[Directions]: Using the data beneath, show every line that includes the word "Consumer".
** start **
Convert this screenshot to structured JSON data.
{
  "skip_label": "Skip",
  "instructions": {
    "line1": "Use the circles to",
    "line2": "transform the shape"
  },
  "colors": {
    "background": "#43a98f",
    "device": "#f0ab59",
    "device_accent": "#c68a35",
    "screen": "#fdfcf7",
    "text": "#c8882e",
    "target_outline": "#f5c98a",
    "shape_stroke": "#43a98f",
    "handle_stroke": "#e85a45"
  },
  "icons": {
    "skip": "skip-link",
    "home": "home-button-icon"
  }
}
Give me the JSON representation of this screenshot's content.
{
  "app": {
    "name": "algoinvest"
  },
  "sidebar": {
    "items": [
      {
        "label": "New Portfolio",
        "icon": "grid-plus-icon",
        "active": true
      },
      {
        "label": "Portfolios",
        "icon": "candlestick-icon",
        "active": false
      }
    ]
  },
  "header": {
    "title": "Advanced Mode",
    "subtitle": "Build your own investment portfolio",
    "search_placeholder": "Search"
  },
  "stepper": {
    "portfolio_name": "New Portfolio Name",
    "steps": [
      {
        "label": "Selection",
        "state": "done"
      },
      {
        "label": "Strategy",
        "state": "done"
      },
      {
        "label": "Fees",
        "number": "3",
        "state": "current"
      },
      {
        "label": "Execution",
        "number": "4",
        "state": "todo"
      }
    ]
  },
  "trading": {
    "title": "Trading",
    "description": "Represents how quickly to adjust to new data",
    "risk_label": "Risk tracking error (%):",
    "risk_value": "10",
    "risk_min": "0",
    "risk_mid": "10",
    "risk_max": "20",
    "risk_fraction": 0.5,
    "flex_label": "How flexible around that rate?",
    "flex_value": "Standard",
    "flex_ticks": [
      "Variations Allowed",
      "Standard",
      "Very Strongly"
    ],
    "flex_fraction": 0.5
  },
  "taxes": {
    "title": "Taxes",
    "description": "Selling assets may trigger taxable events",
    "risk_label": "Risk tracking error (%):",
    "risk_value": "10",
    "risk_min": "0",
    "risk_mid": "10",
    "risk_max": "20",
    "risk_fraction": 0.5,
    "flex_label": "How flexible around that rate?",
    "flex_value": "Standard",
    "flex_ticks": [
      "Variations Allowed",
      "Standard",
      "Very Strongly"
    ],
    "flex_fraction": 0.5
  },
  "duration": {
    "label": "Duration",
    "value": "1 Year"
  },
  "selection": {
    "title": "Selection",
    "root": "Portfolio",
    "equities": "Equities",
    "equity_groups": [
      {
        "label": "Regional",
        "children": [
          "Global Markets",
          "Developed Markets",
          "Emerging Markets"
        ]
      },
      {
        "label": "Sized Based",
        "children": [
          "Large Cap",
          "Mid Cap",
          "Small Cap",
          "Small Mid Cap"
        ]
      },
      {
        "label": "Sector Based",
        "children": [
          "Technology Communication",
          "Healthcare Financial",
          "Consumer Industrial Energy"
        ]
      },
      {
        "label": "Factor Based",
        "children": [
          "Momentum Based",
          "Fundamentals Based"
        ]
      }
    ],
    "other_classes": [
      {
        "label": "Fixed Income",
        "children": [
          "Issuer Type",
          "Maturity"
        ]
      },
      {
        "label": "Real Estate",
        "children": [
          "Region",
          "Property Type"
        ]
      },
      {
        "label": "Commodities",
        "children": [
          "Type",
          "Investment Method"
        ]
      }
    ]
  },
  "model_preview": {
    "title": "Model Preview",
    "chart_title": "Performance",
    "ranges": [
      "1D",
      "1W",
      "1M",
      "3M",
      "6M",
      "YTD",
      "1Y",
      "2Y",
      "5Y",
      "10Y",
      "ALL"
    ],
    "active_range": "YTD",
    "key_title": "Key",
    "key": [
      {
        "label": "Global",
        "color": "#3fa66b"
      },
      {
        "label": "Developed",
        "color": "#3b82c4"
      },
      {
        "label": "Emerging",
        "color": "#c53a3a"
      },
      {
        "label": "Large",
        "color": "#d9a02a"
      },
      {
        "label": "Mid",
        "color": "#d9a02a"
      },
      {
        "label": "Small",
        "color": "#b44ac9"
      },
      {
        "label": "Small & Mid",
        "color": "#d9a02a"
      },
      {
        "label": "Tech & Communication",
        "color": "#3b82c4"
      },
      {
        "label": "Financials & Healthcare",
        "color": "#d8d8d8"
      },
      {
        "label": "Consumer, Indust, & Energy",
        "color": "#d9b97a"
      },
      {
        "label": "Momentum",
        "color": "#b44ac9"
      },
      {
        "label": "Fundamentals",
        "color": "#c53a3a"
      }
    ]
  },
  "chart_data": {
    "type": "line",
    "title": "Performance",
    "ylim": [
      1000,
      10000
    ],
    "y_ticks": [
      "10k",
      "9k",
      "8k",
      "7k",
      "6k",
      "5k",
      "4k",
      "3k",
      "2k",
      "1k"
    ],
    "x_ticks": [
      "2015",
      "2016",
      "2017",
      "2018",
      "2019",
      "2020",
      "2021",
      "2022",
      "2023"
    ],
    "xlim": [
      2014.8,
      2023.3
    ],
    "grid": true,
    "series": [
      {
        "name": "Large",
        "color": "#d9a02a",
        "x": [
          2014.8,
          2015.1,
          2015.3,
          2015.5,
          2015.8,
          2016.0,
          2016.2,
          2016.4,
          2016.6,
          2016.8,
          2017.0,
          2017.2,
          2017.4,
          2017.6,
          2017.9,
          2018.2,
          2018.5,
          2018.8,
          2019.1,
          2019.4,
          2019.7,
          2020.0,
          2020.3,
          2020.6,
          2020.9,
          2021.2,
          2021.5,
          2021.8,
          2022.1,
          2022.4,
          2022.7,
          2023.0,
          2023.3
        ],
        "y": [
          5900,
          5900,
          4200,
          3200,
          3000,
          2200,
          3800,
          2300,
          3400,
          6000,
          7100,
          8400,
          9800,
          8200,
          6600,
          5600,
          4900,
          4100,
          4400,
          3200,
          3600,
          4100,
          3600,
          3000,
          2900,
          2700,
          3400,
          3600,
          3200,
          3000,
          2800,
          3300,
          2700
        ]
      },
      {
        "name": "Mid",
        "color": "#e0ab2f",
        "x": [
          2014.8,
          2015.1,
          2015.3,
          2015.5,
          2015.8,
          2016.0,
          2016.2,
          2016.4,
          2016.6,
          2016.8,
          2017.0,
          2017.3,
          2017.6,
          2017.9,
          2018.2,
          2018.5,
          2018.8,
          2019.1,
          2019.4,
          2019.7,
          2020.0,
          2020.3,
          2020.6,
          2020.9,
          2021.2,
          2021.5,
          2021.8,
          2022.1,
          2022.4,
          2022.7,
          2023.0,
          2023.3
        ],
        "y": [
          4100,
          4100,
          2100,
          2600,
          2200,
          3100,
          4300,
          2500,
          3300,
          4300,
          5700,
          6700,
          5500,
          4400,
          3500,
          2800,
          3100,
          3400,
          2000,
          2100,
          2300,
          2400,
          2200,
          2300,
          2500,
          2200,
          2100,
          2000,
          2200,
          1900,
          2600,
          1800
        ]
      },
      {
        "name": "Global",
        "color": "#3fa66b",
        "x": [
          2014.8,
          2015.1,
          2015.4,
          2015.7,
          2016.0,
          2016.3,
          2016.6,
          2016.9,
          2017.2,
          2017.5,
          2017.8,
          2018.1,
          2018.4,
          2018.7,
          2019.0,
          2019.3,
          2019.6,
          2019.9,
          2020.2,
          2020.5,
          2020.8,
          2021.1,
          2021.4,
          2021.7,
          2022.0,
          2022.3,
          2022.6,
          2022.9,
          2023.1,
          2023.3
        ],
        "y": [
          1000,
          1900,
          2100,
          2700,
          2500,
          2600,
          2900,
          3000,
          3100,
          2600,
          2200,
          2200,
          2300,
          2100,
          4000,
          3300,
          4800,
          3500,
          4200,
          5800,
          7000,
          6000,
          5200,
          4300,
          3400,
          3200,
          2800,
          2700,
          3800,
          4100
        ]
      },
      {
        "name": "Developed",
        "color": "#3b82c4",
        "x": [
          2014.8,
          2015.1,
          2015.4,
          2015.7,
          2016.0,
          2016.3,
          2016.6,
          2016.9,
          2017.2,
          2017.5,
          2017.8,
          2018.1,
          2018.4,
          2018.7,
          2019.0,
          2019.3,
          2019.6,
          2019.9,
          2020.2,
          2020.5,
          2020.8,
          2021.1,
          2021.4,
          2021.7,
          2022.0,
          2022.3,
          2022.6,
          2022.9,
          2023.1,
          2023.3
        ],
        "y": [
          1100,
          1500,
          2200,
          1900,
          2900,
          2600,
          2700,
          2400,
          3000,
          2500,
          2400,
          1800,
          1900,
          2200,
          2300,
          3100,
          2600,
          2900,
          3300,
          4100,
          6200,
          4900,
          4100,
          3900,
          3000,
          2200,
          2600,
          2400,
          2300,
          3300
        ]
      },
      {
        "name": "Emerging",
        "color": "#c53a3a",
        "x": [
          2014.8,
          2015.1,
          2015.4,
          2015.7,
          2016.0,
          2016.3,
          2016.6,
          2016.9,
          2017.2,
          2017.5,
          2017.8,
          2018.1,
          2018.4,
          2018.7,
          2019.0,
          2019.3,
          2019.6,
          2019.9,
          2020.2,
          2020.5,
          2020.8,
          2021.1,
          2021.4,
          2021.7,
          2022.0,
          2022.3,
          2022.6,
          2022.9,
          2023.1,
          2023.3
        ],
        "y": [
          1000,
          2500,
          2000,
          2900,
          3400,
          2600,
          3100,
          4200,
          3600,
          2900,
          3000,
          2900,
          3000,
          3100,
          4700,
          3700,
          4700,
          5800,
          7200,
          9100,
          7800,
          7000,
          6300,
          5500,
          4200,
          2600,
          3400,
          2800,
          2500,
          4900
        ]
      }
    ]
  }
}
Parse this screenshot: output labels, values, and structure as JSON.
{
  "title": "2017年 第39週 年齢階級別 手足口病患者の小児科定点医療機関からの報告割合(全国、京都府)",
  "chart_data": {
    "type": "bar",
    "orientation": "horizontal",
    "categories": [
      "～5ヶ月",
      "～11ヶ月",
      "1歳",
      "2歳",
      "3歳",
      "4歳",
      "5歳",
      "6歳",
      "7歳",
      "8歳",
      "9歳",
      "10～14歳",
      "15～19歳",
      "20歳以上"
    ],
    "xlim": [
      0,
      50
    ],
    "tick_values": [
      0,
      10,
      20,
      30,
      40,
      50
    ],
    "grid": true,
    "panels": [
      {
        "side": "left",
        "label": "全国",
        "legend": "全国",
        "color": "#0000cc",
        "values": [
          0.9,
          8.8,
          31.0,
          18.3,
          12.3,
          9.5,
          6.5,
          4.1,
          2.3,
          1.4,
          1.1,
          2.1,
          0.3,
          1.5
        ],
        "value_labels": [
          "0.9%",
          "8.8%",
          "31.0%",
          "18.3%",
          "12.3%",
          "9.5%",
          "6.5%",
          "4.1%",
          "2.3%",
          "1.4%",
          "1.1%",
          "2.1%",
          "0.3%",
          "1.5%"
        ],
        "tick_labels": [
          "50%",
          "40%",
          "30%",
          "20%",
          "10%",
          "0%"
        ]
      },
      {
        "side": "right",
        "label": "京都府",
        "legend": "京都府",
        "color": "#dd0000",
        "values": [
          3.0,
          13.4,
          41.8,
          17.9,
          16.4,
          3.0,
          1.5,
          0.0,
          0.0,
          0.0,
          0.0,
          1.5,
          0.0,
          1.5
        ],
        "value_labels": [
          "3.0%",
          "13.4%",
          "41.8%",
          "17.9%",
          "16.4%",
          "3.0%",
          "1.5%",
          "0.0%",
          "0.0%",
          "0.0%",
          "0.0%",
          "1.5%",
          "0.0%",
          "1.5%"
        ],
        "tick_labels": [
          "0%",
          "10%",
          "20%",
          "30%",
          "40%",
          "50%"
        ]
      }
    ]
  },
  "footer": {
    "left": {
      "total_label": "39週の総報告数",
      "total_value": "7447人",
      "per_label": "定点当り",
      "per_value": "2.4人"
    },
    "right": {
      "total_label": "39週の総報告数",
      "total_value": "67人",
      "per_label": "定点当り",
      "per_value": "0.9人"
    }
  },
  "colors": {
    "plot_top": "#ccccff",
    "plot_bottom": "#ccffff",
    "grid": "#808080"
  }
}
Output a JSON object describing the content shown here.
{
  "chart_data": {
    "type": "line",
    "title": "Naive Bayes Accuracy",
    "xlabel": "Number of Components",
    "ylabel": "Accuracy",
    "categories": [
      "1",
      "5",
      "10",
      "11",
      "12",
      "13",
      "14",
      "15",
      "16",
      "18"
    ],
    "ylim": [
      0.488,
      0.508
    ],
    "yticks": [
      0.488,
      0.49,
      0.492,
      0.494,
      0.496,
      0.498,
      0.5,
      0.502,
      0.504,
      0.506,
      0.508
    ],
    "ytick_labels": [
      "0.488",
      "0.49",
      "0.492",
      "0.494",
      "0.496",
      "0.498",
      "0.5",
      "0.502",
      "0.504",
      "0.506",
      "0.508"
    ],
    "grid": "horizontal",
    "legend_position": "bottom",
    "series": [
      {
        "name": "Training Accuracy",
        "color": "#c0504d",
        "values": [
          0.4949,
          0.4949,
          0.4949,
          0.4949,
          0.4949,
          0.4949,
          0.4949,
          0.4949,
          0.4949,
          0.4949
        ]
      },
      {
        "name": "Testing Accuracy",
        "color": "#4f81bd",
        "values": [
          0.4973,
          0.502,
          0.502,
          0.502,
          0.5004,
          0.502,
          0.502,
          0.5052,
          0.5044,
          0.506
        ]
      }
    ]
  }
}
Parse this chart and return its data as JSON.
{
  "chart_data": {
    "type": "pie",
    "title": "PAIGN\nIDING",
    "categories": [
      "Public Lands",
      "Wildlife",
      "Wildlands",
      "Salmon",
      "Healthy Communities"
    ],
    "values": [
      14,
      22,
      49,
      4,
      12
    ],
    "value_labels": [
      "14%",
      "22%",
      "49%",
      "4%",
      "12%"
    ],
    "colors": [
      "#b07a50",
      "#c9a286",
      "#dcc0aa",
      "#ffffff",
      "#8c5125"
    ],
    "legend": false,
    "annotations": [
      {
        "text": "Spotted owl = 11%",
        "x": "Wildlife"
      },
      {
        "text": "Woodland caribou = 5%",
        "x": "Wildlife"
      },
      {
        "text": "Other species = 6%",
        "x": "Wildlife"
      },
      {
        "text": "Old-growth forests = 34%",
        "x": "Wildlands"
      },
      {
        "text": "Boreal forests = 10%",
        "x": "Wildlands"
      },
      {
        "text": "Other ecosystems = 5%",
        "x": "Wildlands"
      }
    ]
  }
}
** end **
[The response]:
          "Consumer Industrial Energy"
        "label": "Consumer, Indust, & Energy",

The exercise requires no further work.